▸ **Given exercise**
Show, in full, each line of the data that contains "these".

**** Material provided

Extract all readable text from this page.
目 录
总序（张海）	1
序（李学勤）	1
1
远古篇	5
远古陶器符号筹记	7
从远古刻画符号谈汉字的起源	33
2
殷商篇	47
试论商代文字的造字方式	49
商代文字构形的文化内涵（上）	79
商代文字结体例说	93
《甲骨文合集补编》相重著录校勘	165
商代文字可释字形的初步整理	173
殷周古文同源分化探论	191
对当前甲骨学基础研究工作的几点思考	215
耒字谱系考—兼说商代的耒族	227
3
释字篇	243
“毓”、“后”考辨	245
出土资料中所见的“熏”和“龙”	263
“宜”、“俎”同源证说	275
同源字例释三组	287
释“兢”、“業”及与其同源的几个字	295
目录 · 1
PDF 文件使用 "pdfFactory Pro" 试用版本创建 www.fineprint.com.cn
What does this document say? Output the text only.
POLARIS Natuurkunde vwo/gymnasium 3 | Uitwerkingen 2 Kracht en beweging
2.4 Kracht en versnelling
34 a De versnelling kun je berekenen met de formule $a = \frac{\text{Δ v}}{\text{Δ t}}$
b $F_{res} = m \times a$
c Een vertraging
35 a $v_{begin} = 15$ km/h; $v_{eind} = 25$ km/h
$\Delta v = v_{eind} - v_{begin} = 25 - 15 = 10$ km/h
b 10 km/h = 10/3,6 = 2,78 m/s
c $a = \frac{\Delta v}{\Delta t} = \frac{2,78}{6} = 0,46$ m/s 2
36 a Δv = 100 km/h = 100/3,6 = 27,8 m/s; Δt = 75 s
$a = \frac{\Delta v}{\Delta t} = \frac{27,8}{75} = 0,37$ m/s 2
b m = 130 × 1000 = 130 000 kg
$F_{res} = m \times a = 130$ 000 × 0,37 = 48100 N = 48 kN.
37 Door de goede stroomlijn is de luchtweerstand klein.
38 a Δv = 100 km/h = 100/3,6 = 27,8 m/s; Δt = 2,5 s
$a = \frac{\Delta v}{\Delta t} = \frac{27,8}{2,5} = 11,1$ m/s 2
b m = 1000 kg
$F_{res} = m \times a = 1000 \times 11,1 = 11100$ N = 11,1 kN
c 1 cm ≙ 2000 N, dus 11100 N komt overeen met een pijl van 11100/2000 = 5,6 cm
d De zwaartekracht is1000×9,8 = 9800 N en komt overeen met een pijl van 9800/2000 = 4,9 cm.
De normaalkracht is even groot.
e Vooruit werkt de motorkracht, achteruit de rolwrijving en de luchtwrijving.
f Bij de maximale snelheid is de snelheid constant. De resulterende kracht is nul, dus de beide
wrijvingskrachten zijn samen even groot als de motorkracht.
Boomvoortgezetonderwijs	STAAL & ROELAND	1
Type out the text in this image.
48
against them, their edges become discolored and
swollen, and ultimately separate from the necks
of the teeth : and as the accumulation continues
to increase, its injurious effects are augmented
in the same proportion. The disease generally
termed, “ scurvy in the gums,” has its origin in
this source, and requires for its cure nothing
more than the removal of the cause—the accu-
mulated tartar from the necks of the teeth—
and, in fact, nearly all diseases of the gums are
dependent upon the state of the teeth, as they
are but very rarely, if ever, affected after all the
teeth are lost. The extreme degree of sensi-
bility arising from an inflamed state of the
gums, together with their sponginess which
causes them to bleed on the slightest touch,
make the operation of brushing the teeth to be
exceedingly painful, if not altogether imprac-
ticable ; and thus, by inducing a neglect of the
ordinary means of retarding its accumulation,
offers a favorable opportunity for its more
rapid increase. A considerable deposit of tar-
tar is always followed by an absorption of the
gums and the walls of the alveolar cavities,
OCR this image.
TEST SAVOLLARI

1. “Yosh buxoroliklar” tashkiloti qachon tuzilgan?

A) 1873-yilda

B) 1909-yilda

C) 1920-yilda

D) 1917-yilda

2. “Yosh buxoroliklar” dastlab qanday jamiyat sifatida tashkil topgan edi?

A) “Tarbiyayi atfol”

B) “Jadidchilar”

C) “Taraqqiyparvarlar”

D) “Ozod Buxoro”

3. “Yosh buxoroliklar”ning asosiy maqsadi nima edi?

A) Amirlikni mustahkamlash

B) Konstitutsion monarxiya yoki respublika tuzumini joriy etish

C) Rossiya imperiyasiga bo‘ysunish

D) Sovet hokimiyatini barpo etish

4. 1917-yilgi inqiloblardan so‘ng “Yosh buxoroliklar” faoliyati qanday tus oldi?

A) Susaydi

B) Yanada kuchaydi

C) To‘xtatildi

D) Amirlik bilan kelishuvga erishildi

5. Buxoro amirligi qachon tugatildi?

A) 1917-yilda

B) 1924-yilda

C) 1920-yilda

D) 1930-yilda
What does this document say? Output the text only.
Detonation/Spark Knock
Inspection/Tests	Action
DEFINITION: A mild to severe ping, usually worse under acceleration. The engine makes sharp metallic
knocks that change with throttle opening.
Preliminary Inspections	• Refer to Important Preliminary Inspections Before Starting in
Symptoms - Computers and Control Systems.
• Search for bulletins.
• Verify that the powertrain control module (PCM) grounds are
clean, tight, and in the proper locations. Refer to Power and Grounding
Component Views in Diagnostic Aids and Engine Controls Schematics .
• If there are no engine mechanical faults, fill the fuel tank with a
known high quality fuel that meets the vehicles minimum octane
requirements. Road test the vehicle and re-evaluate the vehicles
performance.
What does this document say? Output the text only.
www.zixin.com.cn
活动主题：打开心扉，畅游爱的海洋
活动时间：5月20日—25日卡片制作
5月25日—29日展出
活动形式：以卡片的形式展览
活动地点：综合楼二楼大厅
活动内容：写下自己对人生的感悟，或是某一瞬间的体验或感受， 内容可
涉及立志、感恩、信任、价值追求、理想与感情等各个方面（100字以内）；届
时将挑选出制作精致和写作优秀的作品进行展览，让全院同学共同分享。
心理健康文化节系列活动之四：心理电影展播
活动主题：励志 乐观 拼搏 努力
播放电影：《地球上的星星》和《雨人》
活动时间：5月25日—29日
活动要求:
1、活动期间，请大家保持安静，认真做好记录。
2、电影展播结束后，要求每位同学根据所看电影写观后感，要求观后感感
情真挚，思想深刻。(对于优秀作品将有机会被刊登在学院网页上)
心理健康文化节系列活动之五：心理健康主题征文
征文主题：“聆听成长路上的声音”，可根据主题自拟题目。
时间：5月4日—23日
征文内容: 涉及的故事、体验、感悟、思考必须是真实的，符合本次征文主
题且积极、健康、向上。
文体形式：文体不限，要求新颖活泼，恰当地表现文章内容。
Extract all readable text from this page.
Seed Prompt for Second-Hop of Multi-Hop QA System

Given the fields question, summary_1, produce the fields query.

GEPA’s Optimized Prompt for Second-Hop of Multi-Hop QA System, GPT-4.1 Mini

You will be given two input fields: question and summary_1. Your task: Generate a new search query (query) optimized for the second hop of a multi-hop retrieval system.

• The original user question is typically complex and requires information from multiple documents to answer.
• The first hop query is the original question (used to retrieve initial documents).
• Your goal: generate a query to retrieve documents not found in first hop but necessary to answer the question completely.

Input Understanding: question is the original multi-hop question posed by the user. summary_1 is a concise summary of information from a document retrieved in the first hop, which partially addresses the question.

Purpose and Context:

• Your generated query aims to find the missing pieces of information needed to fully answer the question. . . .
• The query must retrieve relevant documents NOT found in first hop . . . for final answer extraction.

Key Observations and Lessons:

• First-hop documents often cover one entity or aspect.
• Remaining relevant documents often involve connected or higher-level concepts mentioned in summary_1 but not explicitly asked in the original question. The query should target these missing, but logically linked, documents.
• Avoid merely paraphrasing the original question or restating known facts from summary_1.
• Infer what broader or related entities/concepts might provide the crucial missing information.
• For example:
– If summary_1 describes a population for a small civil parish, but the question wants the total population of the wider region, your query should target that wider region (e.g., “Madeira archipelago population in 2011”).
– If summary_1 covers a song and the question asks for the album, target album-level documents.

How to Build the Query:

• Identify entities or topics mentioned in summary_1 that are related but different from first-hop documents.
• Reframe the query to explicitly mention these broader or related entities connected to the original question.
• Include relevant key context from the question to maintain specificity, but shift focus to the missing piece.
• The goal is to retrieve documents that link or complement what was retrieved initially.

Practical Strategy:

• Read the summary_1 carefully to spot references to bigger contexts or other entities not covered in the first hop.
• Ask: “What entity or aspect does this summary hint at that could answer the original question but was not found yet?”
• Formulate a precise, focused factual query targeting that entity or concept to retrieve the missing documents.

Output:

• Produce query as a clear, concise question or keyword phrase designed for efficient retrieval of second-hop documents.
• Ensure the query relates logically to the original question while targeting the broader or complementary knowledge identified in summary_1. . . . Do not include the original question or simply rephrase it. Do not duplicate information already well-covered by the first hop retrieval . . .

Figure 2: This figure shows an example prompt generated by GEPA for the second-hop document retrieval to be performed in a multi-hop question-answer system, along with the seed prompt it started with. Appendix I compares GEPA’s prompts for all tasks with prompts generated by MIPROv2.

********

▸ **Complete output**
• Remaining relevant documents often involve connected or higher-level concepts mentioned in summary_1 but not explicitly asked in the original question. The query should target these missing, but logically linked, documents.
• Reframe the query to explicitly mention these broader or related entities connected to the original question.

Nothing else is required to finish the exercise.